Check each line of the records below and collect those holding "JSON".
++++++
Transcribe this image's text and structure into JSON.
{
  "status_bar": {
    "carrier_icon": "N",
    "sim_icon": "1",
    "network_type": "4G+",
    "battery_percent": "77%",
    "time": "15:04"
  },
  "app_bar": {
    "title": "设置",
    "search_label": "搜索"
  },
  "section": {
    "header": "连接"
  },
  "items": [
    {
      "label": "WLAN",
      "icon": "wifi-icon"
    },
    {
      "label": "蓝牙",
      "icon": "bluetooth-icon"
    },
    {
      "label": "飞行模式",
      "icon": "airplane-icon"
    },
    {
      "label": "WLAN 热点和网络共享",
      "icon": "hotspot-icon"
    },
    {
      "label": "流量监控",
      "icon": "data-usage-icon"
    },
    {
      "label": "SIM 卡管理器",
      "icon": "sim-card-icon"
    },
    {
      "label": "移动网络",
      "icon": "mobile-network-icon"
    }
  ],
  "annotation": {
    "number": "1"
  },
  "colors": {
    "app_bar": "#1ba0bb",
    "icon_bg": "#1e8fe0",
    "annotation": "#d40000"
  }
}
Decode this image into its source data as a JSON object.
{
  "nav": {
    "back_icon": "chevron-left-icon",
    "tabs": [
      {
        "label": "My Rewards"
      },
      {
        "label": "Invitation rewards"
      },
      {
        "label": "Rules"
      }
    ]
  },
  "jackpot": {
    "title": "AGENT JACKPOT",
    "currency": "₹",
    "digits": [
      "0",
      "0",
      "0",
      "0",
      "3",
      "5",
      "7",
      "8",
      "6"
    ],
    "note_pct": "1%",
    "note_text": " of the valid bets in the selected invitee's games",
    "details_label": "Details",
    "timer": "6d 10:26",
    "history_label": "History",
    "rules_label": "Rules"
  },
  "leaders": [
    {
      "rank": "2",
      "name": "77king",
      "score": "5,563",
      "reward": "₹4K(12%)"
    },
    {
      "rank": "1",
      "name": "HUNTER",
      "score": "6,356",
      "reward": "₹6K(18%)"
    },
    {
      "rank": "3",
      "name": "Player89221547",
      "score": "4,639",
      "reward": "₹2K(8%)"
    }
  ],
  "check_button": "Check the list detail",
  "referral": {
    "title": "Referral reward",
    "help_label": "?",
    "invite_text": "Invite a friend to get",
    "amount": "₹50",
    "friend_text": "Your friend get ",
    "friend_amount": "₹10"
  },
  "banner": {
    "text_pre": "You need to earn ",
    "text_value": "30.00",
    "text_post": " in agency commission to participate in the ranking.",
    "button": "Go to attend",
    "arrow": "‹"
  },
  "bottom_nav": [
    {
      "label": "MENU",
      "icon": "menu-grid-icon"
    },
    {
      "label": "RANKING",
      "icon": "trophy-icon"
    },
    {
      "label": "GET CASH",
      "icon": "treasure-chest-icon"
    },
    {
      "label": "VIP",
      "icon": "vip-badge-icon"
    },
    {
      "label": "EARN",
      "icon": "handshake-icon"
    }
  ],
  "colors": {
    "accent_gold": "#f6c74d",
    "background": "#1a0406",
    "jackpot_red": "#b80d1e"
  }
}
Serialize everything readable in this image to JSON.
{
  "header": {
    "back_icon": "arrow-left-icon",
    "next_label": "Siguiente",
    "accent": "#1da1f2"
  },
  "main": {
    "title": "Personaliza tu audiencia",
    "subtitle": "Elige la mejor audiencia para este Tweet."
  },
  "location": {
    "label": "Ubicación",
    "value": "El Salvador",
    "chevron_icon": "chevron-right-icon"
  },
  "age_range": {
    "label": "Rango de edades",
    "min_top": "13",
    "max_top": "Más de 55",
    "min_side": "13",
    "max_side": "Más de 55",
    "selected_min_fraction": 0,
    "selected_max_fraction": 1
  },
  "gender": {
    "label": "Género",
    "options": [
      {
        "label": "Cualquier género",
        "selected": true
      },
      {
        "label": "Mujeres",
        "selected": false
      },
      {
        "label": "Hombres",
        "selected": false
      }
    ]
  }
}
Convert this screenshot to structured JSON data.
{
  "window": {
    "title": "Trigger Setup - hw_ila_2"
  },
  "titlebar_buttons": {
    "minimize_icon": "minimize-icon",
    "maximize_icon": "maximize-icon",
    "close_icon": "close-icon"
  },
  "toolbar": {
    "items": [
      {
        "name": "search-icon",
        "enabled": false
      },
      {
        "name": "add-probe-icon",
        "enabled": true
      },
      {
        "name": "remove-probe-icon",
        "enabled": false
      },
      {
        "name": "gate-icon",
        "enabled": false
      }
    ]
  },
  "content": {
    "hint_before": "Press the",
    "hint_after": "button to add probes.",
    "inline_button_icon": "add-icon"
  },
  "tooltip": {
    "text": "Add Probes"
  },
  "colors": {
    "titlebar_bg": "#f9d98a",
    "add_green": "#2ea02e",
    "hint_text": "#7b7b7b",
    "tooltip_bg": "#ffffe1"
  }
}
++++++
■ **Expected answer**:
Transcribe this image's text and structure into JSON.
Decode this image into its source data as a JSON object.
Serialize everything readable in this image to JSON.
Convert this screenshot to structured JSON data.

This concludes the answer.